* begin INFORMATION GIVEN *
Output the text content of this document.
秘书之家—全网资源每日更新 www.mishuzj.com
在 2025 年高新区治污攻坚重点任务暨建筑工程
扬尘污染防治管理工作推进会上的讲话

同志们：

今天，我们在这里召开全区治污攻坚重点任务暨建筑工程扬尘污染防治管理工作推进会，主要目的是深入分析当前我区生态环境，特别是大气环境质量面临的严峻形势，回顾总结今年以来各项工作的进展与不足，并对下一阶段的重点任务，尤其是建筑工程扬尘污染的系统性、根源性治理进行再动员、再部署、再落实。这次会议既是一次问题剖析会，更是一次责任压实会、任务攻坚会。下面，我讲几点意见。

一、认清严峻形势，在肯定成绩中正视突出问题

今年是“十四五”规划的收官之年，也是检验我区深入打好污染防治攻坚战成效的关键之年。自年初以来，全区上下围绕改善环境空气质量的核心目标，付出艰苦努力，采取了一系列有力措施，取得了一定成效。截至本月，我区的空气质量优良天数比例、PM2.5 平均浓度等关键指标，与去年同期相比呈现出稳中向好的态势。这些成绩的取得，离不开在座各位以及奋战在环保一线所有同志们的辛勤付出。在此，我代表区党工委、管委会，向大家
* end INFORMATION GIVEN *
* [WHAT YOU SHOULD DO]: Quote all of the entries exactly as they appear.

* [EXERCISE RESULT]:
Output the text content of this document.
秘书之家—全网资源每日更新 www.mishuzj.com
在 2025 年高新区治污攻坚重点任务暨建筑工程
扬尘污染防治管理工作推进会上的讲话

同志们：

今天，我们在这里召开全区治污攻坚重点任务暨建筑工程扬尘污染防治管理工作推进会，主要目的是深入分析当前我区生态环境，特别是大气环境质量面临的严峻形势，回顾总结今年以来各项工作的进展与不足，并对下一阶段的重点任务，尤其是建筑工程扬尘污染的系统性、根源性治理进行再动员、再部署、再落实。这次会议既是一次问题剖析会，更是一次责任压实会、任务攻坚会。下面，我讲几点意见。

一、认清严峻形势，在肯定成绩中正视突出问题

今年是“十四五”规划的收官之年，也是检验我区深入打好污染防治攻坚战成效的关键之年。自年初以来，全区上下围绕改善环境空气质量的核心目标，付出艰苦努力，采取了一系列有力措施，取得了一定成效。截至本月，我区的空气质量优良天数比例、PM2.5 平均浓度等关键指标，与去年同期相比呈现出稳中向好的态势。这些成绩的取得，离不开在座各位以及奋战在环保一线所有同志们的辛勤付出。在此，我代表区党工委、管委会，向大家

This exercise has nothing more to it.